__Requirement__
Copy the records below exactly, leaving out any pictures.

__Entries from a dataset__
▬▬▬▬▬▬▬▬▬▬

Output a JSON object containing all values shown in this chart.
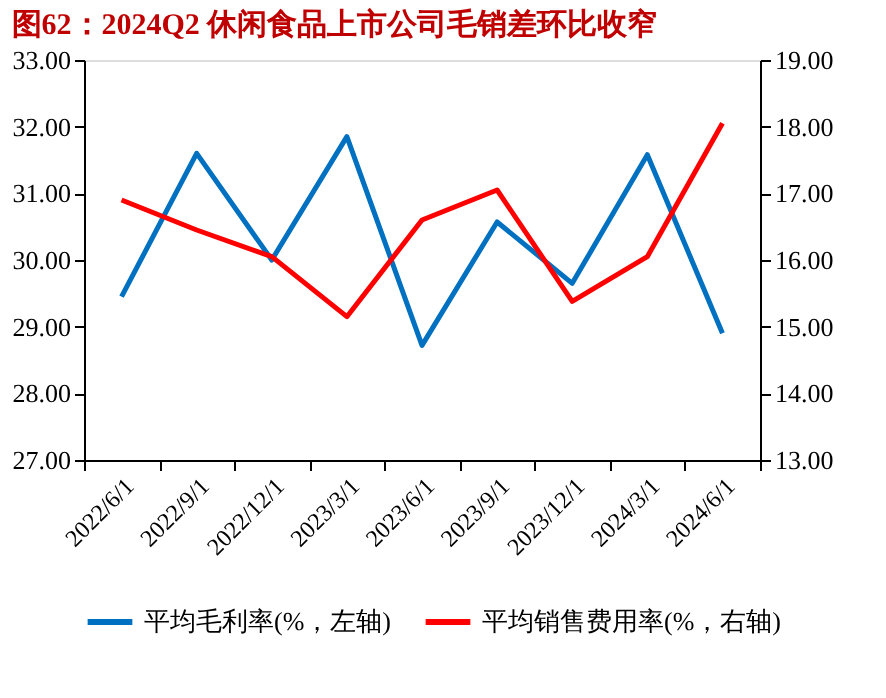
{
  "chart_data": {
    "type": "line",
    "title": "图62：2024Q2 休闲食品上市公司毛销差环比收窄",
    "categories": [
      "2022/6/1",
      "2022/9/1",
      "2022/12/1",
      "2023/3/1",
      "2023/6/1",
      "2023/9/1",
      "2023/12/1",
      "2024/3/1",
      "2024/6/1"
    ],
    "series": [
      {
        "name": "平均毛利率(%，左轴)",
        "color": "#0070c0",
        "values": [
          29.45,
          31.6,
          30.0,
          31.85,
          28.72,
          30.57,
          29.65,
          31.58,
          28.9
        ]
      },
      {
        "name": "平均销售费用率(%，右轴)",
        "color": "#ff0000",
        "axis": "y2",
        "values": [
          16.9,
          16.45,
          16.05,
          15.15,
          16.6,
          17.05,
          15.38,
          16.05,
          18.05
        ]
      }
    ],
    "ylim": [
      27,
      33
    ],
    "yticks": [
      {
        "value": 27,
        "label": "27.00"
      },
      {
        "value": 28,
        "label": "28.00"
      },
      {
        "value": 29,
        "label": "29.00"
      },
      {
        "value": 30,
        "label": "30.00"
      },
      {
        "value": 31,
        "label": "31.00"
      },
      {
        "value": 32,
        "label": "32.00"
      },
      {
        "value": 33,
        "label": "33.00"
      }
    ],
    "y2lim": [
      13,
      19
    ],
    "y2ticks": [
      {
        "value": 13,
        "label": "13.00"
      },
      {
        "value": 14,
        "label": "14.00"
      },
      {
        "value": 15,
        "label": "15.00"
      },
      {
        "value": 16,
        "label": "16.00"
      },
      {
        "value": 17,
        "label": "17.00"
      },
      {
        "value": 18,
        "label": "18.00"
      },
      {
        "value": 19,
        "label": "19.00"
      }
    ],
    "grid": false,
    "legend": "bottom",
    "marker": "none",
    "line_style": "solid"
  }
}
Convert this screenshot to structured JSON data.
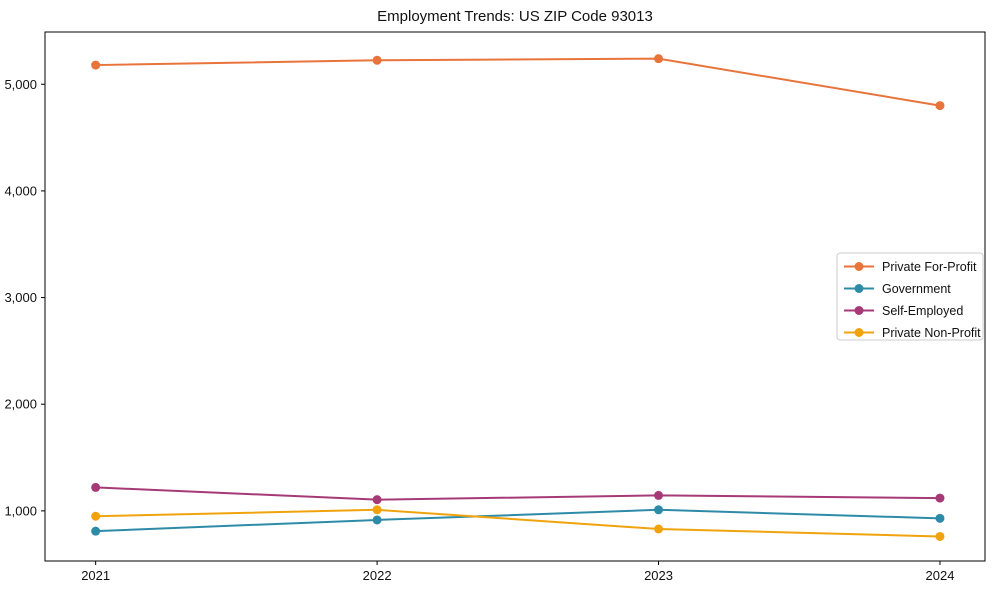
{
  "title": "Employment Trends: US ZIP Code 93013",
  "chart_data": {
    "type": "line",
    "title": "Employment Trends: US ZIP Code 93013",
    "xlabel": "",
    "ylabel": "",
    "x": [
      2021,
      2022,
      2023,
      2024
    ],
    "xtick_labels": [
      "2021",
      "2022",
      "2023",
      "2024"
    ],
    "yticks": [
      1000,
      2000,
      3000,
      4000,
      5000
    ],
    "ytick_labels": [
      "1,000",
      "2,000",
      "3,000",
      "4,000",
      "5,000"
    ],
    "xlim": [
      2020.82,
      2024.16
    ],
    "ylim": [
      530,
      5490
    ],
    "grid": false,
    "legend_position": "center right",
    "series": [
      {
        "name": "Private For-Profit",
        "color": "#E8743B",
        "values": [
          5180,
          5225,
          5240,
          4800
        ]
      },
      {
        "name": "Government",
        "color": "#2E8BA8",
        "values": [
          810,
          915,
          1010,
          930
        ]
      },
      {
        "name": "Self-Employed",
        "color": "#A63A77",
        "values": [
          1220,
          1105,
          1145,
          1120
        ]
      },
      {
        "name": "Private Non-Profit",
        "color": "#F0A30C",
        "values": [
          950,
          1010,
          830,
          760
        ]
      }
    ],
    "axis_color": "#000000",
    "tick_label_color": "#111111",
    "legend_border_color": "#cccccc",
    "legend_background": "#ffffff"
  }
}
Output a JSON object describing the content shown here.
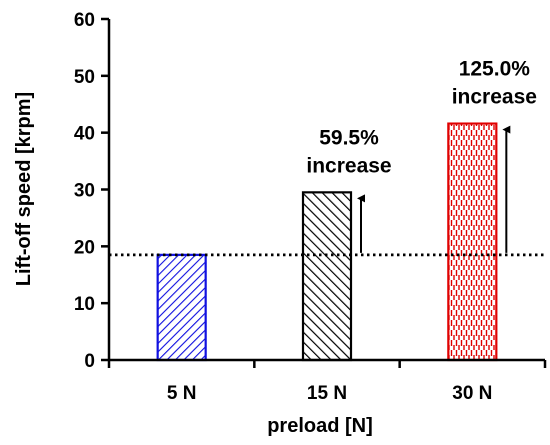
{
  "chart_data": {
    "type": "bar",
    "title": "",
    "xlabel": "preload [N]",
    "ylabel": "Lift-off speed [krpm]",
    "ylim": [
      0,
      60
    ],
    "yticks": [
      0,
      10,
      20,
      30,
      40,
      50,
      60
    ],
    "categories": [
      "5 N",
      "15 N",
      "30 N"
    ],
    "values": [
      18.5,
      29.5,
      41.6
    ],
    "bar_styles": [
      {
        "color": "#1010e0",
        "pattern": "diagonal-hatch-dense"
      },
      {
        "color": "#000000",
        "pattern": "diagonal-hatch"
      },
      {
        "color": "#e00000",
        "pattern": "vertical-dashes"
      }
    ],
    "reference_line": {
      "value": 18.5,
      "style": "dotted"
    },
    "annotations": [
      {
        "category_index": 1,
        "line1": "59.5%",
        "line2": "increase"
      },
      {
        "category_index": 2,
        "line1": "125.0%",
        "line2": "increase"
      }
    ],
    "grid": false,
    "legend": "none"
  }
}
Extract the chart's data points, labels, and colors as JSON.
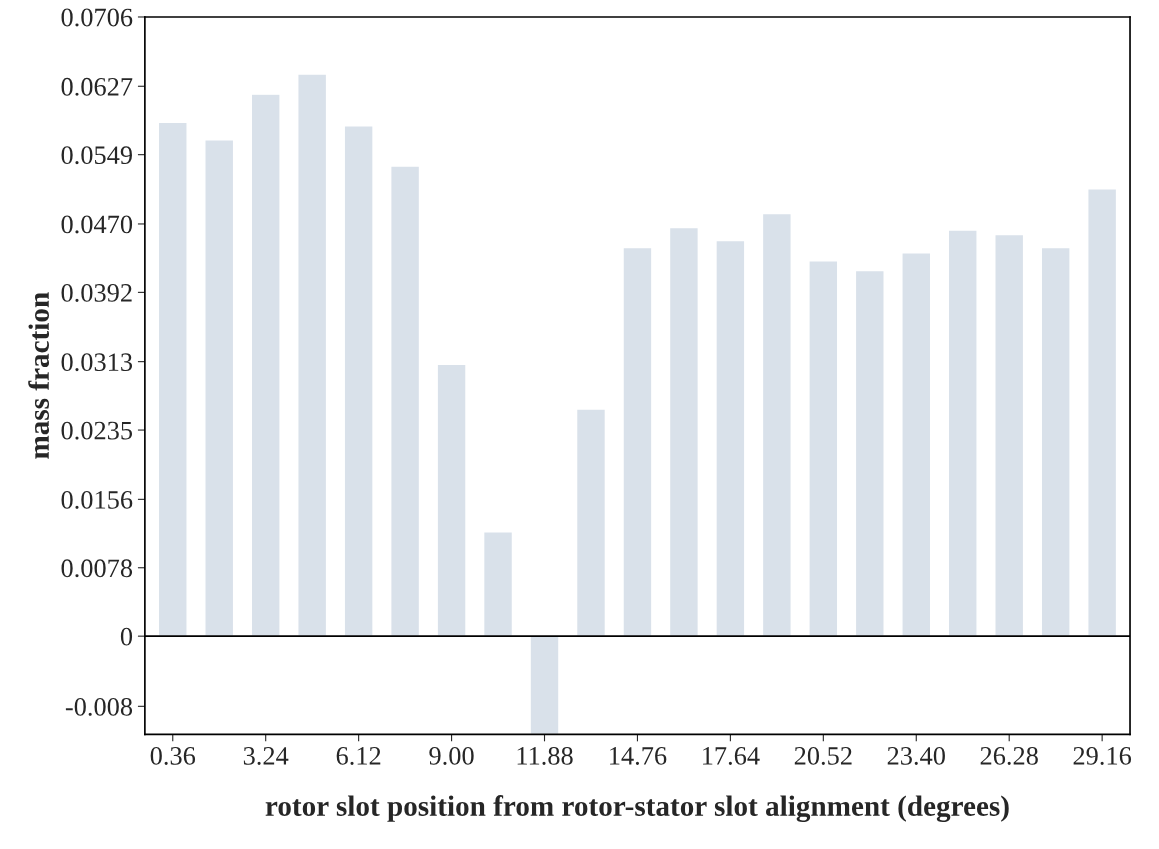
{
  "chart_data": {
    "type": "bar",
    "xlabel": "rotor slot position from rotor-stator slot alignment (degrees)",
    "ylabel": "mass fraction",
    "categories": [
      "0.36",
      null,
      "3.24",
      null,
      "6.12",
      null,
      "9.00",
      null,
      "11.88",
      null,
      "14.76",
      null,
      "17.64",
      null,
      "20.52",
      null,
      "23.40",
      null,
      "26.28",
      null,
      "29.16"
    ],
    "values": [
      0.0586,
      0.0566,
      0.0618,
      0.0641,
      0.0582,
      0.0536,
      0.031,
      0.0119,
      -0.0112,
      0.0259,
      0.0443,
      0.0466,
      0.0451,
      0.0482,
      0.0428,
      0.0417,
      0.0437,
      0.0463,
      0.0458,
      0.0443,
      0.051
    ],
    "color": "#d9e1ea",
    "ylim": [
      -0.0112,
      0.0706
    ],
    "yticks": [
      -0.008,
      0,
      0.0078,
      0.0156,
      0.0235,
      0.0313,
      0.0392,
      {
        "value": 0.047,
        "label": "0.0470"
      },
      0.0549,
      0.0627,
      0.0706
    ],
    "ref_lines": [
      {
        "axis": "y",
        "value": 0,
        "color": "#000000"
      }
    ],
    "grid": false,
    "legend": false
  }
}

▬▬▬▬▬▬▬▬▬▬

__Response to this exercise__
Output a JSON object containing all values shown in this chart.
{
  "chart_data": {
    "type": "line",
    "title": "图62：2024Q2 休闲食品上市公司毛销差环比收窄",
    "categories": [
      "2022/6/1",
      "2022/9/1",
      "2022/12/1",
      "2023/3/1",
      "2023/6/1",
      "2023/9/1",
      "2023/12/1",
      "2024/3/1",
      "2024/6/1"
    ],
    "series": [
      {
        "name": "平均毛利率(%，左轴)",
        "color": "#0070c0",
        "values": [
          29.45,
          31.6,
          30.0,
          31.85,
          28.72,
          30.57,
          29.65,
          31.58,
          28.9
        ]
      },
      {
        "name": "平均销售费用率(%，右轴)",
        "color": "#ff0000",
        "axis": "y2",
        "values": [
          16.9,
          16.45,
          16.05,
          15.15,
          16.6,
          17.05,
          15.38,
          16.05,
          18.05
        ]
      }
    ],
    "ylim": [
      27,
      33
    ],
    "yticks": [
      {
        "value": 27,
        "label": "27.00"
      },
      {
        "value": 28,
        "label": "28.00"
      },
      {
        "value": 29,
        "label": "29.00"
      },
      {
        "value": 30,
        "label": "30.00"
      },
      {
        "value": 31,
        "label": "31.00"
      },
      {
        "value": 32,
        "label": "32.00"
      },
      {
        "value": 33,
        "label": "33.00"
      }
    ],
    "y2lim": [
      13,
      19
    ],
    "y2ticks": [
      {
        "value": 13,
        "label": "13.00"
      },
      {
        "value": 14,
        "label": "14.00"
      },
      {
        "value": 15,
        "label": "15.00"
      },
      {
        "value": 16,
        "label": "16.00"
      },
      {
        "value": 17,
        "label": "17.00"
      },
      {
        "value": 18,
        "label": "18.00"
      },
      {
        "value": 19,
        "label": "19.00"
      }
    ],
    "grid": false,
    "legend": "bottom",
    "marker": "none",
    "line_style": "solid"
  }
}
Convert this screenshot to structured JSON data.
{
  "title": "Employment Trends: US ZIP Code 93013",
  "chart_data": {
    "type": "line",
    "title": "Employment Trends: US ZIP Code 93013",
    "xlabel": "",
    "ylabel": "",
    "x": [
      2021,
      2022,
      2023,
      2024
    ],
    "xtick_labels": [
      "2021",
      "2022",
      "2023",
      "2024"
    ],
    "yticks": [
      1000,
      2000,
      3000,
      4000,
      5000
    ],
    "ytick_labels": [
      "1,000",
      "2,000",
      "3,000",
      "4,000",
      "5,000"
    ],
    "xlim": [
      2020.82,
      2024.16
    ],
    "ylim": [
      530,
      5490
    ],
    "grid": false,
    "legend_position": "center right",
    "series": [
      {
        "name": "Private For-Profit",
        "color": "#E8743B",
        "values": [
          5180,
          5225,
          5240,
          4800
        ]
      },
      {
        "name": "Government",
        "color": "#2E8BA8",
        "values": [
          810,
          915,
          1010,
          930
        ]
      },
      {
        "name": "Self-Employed",
        "color": "#A63A77",
        "values": [
          1220,
          1105,
          1145,
          1120
        ]
      },
      {
        "name": "Private Non-Profit",
        "color": "#F0A30C",
        "values": [
          950,
          1010,
          830,
          760
        ]
      }
    ],
    "axis_color": "#000000",
    "tick_label_color": "#111111",
    "legend_border_color": "#cccccc",
    "legend_background": "#ffffff"
  }
}
Output a JSON object describing the content shown here.
{
  "chart_data": {
    "type": "bar",
    "title": "",
    "xlabel": "preload [N]",
    "ylabel": "Lift-off speed [krpm]",
    "ylim": [
      0,
      60
    ],
    "yticks": [
      0,
      10,
      20,
      30,
      40,
      50,
      60
    ],
    "categories": [
      "5 N",
      "15 N",
      "30 N"
    ],
    "values": [
      18.5,
      29.5,
      41.6
    ],
    "bar_styles": [
      {
        "color": "#1010e0",
        "pattern": "diagonal-hatch-dense"
      },
      {
        "color": "#000000",
        "pattern": "diagonal-hatch"
      },
      {
        "color": "#e00000",
        "pattern": "vertical-dashes"
      }
    ],
    "reference_line": {
      "value": 18.5,
      "style": "dotted"
    },
    "annotations": [
      {
        "category_index": 1,
        "line1": "59.5%",
        "line2": "increase"
      },
      {
        "category_index": 2,
        "line1": "125.0%",
        "line2": "increase"
      }
    ],
    "grid": false,
    "legend": "none"
  }
}
Extract the chart's data points, labels, and colors as JSON.
{
  "chart_data": {
    "type": "bar",
    "xlabel": "rotor slot position from rotor-stator slot alignment (degrees)",
    "ylabel": "mass fraction",
    "categories": [
      "0.36",
      null,
      "3.24",
      null,
      "6.12",
      null,
      "9.00",
      null,
      "11.88",
      null,
      "14.76",
      null,
      "17.64",
      null,
      "20.52",
      null,
      "23.40",
      null,
      "26.28",
      null,
      "29.16"
    ],
    "values": [
      0.0586,
      0.0566,
      0.0618,
      0.0641,
      0.0582,
      0.0536,
      0.031,
      0.0119,
      -0.0112,
      0.0259,
      0.0443,
      0.0466,
      0.0451,
      0.0482,
      0.0428,
      0.0417,
      0.0437,
      0.0463,
      0.0458,
      0.0443,
      0.051
    ],
    "color": "#d9e1ea",
    "ylim": [
      -0.0112,
      0.0706
    ],
    "yticks": [
      -0.008,
      0,
      0.0078,
      0.0156,
      0.0235,
      0.0313,
      0.0392,
      {
        "value": 0.047,
        "label": "0.0470"
      },
      0.0549,
      0.0627,
      0.0706
    ],
    "ref_lines": [
      {
        "axis": "y",
        "value": 0,
        "color": "#000000"
      }
    ],
    "grid": false,
    "legend": false
  }
}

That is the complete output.